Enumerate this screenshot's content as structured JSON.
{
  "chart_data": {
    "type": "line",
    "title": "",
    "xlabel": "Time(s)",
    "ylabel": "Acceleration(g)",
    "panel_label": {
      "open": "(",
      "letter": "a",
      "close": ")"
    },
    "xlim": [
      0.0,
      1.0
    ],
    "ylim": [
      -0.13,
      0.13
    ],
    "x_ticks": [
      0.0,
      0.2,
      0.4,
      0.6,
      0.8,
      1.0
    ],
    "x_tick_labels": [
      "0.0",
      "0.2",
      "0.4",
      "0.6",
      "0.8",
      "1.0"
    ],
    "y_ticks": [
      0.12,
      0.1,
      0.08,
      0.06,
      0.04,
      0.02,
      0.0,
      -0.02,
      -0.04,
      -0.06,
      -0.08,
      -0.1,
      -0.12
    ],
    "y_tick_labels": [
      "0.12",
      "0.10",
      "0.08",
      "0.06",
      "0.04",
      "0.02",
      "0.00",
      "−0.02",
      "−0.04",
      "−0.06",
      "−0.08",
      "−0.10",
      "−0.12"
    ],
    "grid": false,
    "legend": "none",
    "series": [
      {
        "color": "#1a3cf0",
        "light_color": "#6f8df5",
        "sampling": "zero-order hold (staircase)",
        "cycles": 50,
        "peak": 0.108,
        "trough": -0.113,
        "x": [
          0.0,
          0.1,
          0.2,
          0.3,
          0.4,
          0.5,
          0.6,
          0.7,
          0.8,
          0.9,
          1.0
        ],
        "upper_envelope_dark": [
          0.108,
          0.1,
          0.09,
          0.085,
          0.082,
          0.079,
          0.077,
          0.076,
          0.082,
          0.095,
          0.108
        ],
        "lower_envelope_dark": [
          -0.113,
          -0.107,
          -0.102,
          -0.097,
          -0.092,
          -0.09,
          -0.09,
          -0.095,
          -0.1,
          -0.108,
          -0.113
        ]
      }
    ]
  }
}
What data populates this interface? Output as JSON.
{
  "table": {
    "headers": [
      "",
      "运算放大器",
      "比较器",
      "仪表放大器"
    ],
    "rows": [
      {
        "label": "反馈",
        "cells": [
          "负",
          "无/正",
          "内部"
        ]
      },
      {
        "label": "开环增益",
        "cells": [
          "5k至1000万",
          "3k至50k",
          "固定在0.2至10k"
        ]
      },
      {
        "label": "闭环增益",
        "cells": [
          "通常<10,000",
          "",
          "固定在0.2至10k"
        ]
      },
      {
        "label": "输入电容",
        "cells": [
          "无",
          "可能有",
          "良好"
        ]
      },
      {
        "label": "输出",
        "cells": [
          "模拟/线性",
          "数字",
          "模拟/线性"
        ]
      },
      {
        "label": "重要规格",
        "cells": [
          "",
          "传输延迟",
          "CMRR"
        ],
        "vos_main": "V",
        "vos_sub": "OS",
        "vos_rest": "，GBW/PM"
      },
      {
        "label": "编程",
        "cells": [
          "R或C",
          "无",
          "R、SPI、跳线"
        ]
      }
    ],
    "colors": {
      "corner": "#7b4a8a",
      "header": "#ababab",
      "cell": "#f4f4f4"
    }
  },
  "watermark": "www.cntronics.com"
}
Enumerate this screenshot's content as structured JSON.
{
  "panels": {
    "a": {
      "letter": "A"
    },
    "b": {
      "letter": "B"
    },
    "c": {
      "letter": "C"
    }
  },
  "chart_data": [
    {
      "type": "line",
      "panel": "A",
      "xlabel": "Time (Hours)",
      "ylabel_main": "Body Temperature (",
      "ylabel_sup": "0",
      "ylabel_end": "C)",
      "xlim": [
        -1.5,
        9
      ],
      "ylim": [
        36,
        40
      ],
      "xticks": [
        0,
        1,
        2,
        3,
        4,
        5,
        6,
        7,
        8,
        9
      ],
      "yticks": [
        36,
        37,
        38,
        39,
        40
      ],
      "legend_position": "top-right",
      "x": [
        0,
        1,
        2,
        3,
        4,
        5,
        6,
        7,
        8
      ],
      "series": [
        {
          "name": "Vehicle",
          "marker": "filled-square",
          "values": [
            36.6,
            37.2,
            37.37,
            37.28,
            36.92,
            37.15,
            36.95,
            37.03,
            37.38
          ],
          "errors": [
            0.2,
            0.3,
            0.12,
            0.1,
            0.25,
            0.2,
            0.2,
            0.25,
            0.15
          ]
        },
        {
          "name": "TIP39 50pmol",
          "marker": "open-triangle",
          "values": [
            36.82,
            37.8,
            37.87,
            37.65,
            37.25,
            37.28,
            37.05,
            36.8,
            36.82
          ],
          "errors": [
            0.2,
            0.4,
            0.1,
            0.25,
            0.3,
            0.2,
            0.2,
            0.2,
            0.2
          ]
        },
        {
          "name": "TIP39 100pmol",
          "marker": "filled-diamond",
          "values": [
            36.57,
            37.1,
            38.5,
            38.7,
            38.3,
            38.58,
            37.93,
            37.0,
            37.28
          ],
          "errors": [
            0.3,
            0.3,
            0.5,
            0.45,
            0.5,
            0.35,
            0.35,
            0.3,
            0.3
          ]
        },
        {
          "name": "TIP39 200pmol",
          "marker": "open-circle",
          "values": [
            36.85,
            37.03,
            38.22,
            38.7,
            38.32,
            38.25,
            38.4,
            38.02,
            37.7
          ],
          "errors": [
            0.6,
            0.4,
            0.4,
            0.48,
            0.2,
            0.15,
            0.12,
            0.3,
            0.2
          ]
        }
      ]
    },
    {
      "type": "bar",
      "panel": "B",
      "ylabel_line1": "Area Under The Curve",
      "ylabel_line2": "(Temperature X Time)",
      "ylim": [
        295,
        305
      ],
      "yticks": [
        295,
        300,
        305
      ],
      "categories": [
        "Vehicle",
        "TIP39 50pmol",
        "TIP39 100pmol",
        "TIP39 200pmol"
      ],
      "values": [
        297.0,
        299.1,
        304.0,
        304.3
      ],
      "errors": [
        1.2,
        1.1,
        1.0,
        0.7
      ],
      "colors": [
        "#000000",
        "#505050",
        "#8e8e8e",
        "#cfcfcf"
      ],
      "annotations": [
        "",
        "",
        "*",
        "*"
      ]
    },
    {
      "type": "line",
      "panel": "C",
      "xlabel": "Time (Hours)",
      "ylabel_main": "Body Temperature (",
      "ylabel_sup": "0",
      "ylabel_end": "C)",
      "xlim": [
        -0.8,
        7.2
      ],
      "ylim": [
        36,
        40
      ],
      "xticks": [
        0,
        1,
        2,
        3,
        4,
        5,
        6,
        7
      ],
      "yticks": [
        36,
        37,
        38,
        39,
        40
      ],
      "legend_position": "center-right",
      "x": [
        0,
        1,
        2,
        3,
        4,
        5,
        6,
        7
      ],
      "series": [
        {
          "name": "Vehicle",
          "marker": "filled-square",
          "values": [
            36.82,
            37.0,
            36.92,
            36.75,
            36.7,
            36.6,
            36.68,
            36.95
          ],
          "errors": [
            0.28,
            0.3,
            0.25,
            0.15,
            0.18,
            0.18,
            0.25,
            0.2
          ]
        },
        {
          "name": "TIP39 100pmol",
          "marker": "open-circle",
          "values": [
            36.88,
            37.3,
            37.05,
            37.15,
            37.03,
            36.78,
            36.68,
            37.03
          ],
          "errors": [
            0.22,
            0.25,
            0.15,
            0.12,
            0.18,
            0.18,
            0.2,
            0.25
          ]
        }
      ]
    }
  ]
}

------------------------------

PROBLEM REQUIREMENTS →
The word "right" may appear on some lines. Report how many lines hold it, giving the number alone.

IN RESPONSE →
2